TASK DIRECTIONS: The listing beneath should be written out in full, exactly as shown.

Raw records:
------------------------

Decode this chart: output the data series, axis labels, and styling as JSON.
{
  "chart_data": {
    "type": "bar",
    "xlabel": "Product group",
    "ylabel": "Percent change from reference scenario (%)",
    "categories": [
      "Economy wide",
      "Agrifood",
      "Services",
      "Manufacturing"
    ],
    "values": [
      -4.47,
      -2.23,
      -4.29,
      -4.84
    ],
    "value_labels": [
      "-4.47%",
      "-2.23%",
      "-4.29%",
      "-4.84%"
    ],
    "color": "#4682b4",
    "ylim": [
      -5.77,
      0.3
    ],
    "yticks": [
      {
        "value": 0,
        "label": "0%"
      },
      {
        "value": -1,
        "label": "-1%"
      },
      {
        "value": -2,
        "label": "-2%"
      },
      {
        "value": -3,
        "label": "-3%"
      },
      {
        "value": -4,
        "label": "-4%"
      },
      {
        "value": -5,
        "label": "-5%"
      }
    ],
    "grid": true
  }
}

------------------------

EXPECTED OUTPUT:
Decode this chart: output the data series, axis labels, and styling as JSON.
{
  "chart_data": {
    "type": "bar",
    "xlabel": "Product group",
    "ylabel": "Percent change from reference scenario (%)",
    "categories": [
      "Economy wide",
      "Agrifood",
      "Services",
      "Manufacturing"
    ],
    "values": [
      -4.47,
      -2.23,
      -4.29,
      -4.84
    ],
    "value_labels": [
      "-4.47%",
      "-2.23%",
      "-4.29%",
      "-4.84%"
    ],
    "color": "#4682b4",
    "ylim": [
      -5.77,
      0.3
    ],
    "yticks": [
      {
        "value": 0,
        "label": "0%"
      },
      {
        "value": -1,
        "label": "-1%"
      },
      {
        "value": -2,
        "label": "-2%"
      },
      {
        "value": -3,
        "label": "-3%"
      },
      {
        "value": -4,
        "label": "-4%"
      },
      {
        "value": -5,
        "label": "-5%"
      }
    ],
    "grid": true
  }
}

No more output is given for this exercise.